>> BEGIN Material for the task
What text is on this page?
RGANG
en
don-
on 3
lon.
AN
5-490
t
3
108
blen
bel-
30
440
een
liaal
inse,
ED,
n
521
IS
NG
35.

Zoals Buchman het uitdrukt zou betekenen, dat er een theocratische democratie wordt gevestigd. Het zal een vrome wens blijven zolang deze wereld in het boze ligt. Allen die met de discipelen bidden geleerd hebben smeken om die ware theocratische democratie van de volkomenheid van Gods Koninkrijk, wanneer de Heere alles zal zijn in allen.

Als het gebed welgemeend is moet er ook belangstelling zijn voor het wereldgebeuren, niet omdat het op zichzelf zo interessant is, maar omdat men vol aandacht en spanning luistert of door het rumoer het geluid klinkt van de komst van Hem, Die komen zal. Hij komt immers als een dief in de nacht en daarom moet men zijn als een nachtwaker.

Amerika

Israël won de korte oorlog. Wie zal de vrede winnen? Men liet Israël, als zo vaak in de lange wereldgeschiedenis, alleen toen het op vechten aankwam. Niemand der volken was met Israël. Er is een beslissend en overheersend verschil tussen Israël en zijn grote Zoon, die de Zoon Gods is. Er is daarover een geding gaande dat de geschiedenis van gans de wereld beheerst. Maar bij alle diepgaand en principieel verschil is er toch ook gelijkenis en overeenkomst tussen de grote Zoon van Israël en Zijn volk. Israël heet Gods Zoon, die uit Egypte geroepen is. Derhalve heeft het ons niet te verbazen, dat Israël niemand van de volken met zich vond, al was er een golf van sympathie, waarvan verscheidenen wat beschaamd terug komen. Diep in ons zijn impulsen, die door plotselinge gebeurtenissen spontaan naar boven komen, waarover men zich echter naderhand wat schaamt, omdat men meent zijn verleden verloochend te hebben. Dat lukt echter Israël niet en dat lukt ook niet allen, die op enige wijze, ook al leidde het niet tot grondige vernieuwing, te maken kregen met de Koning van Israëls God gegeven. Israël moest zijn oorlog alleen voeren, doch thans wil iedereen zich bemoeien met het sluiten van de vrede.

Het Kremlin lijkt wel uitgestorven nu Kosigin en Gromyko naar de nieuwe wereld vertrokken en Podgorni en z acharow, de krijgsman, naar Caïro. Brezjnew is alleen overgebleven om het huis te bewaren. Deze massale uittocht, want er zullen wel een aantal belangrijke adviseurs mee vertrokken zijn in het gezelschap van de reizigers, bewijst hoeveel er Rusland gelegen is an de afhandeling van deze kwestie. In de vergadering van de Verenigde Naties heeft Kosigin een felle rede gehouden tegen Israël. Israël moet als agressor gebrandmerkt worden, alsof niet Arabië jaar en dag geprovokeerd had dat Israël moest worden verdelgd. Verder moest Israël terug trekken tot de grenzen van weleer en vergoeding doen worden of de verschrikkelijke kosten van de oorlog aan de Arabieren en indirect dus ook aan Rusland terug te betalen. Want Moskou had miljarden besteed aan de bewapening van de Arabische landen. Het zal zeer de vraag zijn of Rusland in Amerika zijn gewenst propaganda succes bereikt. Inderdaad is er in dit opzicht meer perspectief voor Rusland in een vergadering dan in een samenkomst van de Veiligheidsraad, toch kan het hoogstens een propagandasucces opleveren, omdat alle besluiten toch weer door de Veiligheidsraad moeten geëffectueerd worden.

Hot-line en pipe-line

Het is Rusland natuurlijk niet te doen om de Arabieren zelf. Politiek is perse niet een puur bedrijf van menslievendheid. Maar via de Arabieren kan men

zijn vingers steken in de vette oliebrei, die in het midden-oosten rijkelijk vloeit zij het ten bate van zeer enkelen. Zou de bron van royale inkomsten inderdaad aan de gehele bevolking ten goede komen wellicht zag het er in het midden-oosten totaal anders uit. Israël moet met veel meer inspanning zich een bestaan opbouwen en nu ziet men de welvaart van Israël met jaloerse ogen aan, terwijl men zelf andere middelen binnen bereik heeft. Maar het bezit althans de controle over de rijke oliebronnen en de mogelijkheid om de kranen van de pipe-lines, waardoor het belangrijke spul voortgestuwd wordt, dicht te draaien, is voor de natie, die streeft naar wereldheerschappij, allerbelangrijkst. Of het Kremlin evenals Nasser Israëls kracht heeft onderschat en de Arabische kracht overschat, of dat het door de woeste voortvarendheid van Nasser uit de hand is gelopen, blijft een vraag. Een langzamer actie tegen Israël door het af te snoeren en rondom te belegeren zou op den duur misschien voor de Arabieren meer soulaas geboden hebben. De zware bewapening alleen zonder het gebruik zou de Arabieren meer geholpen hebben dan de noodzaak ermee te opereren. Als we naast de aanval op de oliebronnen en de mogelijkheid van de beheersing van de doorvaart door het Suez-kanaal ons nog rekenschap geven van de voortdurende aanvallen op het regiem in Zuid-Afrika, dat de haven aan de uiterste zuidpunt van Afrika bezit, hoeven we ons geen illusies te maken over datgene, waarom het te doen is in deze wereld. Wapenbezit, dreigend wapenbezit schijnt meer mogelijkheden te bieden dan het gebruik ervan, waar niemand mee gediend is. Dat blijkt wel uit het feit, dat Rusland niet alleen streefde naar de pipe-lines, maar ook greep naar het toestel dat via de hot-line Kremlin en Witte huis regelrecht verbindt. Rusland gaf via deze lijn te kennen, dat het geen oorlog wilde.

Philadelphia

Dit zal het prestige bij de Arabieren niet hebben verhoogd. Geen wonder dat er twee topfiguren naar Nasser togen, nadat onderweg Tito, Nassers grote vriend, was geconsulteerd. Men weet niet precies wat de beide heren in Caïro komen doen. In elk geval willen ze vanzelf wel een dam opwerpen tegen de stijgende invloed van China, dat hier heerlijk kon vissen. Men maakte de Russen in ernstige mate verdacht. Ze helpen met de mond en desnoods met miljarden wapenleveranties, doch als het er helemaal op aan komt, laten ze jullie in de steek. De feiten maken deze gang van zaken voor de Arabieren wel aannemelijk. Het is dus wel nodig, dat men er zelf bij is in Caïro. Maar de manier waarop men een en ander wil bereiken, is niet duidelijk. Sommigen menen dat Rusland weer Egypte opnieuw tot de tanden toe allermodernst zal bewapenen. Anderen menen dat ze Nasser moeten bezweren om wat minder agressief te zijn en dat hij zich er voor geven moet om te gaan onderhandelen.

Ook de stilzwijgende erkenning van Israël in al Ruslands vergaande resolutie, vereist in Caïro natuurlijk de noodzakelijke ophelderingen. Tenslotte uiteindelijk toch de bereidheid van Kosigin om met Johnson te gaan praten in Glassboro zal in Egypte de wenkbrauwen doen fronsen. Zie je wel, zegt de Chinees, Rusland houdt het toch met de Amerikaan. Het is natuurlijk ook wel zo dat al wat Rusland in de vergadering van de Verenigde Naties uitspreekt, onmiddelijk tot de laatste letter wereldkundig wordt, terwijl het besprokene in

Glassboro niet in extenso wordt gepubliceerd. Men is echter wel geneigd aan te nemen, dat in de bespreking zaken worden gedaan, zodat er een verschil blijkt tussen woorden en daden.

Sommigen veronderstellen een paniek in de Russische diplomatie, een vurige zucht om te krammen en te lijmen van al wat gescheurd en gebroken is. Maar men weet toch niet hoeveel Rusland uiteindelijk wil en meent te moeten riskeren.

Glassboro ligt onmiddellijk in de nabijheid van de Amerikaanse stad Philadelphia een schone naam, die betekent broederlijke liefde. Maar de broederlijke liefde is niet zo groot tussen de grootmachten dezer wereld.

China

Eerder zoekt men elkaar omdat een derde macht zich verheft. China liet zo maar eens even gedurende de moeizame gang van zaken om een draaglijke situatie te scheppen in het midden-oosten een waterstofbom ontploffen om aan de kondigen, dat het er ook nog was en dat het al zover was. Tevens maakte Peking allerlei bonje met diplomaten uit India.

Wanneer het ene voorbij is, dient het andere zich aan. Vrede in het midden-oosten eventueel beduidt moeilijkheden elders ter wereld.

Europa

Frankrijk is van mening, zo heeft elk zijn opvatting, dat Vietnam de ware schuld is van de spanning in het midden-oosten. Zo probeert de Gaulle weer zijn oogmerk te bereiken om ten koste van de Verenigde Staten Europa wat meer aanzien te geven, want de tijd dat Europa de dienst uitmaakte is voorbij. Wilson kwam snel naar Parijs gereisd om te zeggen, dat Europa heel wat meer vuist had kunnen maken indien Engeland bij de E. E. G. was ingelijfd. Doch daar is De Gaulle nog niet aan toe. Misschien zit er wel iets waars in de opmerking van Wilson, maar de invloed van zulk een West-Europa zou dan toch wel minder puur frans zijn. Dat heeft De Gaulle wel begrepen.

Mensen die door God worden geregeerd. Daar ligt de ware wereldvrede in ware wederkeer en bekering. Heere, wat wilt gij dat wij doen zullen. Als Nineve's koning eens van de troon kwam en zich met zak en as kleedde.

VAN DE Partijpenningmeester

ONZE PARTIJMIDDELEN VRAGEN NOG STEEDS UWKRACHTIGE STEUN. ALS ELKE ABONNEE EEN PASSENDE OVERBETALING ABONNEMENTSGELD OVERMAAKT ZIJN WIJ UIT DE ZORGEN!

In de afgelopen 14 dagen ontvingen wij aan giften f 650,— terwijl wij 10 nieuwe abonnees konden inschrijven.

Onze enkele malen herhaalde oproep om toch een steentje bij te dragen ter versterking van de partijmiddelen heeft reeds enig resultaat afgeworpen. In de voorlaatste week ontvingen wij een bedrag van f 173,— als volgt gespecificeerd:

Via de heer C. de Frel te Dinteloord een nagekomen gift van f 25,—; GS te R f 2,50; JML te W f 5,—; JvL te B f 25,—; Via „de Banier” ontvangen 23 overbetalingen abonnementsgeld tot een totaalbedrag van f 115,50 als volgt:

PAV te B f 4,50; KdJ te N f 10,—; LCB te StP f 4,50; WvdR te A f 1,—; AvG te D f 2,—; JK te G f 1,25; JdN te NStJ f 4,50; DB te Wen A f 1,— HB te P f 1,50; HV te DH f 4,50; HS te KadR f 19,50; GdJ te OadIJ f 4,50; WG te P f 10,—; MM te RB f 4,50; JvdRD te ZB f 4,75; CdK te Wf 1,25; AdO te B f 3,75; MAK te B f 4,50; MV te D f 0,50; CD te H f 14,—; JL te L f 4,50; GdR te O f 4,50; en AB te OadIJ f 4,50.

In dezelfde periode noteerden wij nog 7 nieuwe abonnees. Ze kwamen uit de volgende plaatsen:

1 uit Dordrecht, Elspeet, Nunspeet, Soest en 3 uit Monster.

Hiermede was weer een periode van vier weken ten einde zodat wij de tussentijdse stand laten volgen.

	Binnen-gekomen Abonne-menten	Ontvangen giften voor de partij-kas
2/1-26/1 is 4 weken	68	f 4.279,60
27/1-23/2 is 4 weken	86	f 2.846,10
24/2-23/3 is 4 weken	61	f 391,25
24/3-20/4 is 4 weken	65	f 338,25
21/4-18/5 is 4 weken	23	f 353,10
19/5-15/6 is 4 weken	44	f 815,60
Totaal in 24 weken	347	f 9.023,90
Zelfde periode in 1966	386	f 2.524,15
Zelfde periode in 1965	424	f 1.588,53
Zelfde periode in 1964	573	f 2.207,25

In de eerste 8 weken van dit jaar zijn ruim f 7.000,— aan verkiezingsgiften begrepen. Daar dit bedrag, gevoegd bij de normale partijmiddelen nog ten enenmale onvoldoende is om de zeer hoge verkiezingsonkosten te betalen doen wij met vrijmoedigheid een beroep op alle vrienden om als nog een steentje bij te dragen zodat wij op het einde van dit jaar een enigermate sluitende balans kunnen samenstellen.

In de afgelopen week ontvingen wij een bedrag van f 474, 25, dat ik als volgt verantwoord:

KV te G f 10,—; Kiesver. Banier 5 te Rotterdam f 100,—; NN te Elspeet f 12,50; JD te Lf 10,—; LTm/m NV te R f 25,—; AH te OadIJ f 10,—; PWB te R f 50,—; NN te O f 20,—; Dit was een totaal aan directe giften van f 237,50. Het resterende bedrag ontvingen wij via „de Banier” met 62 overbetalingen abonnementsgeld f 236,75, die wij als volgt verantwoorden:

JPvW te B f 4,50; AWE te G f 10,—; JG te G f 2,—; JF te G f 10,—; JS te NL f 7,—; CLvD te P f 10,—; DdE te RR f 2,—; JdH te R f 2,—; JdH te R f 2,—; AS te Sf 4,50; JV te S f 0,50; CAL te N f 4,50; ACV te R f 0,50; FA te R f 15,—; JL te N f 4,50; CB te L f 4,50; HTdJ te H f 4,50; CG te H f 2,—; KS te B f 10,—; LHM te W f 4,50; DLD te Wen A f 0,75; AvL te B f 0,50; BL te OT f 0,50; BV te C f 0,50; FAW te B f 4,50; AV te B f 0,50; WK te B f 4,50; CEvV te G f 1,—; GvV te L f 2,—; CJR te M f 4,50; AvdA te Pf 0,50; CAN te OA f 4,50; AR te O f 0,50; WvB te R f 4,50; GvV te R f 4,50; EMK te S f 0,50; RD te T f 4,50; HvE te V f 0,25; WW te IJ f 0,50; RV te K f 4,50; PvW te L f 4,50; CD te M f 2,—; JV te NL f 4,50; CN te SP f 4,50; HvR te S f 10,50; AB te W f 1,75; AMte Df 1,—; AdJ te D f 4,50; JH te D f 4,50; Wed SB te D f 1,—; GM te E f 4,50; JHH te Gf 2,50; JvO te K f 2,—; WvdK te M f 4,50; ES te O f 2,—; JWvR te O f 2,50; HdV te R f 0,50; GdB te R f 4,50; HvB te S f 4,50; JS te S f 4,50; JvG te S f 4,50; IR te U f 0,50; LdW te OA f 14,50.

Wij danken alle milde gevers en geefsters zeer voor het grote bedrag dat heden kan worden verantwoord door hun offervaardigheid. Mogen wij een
>> END Material for the task
> _Exercise goal_
State only how many lines in the material include "Philadelphia".

> _Completed task_
2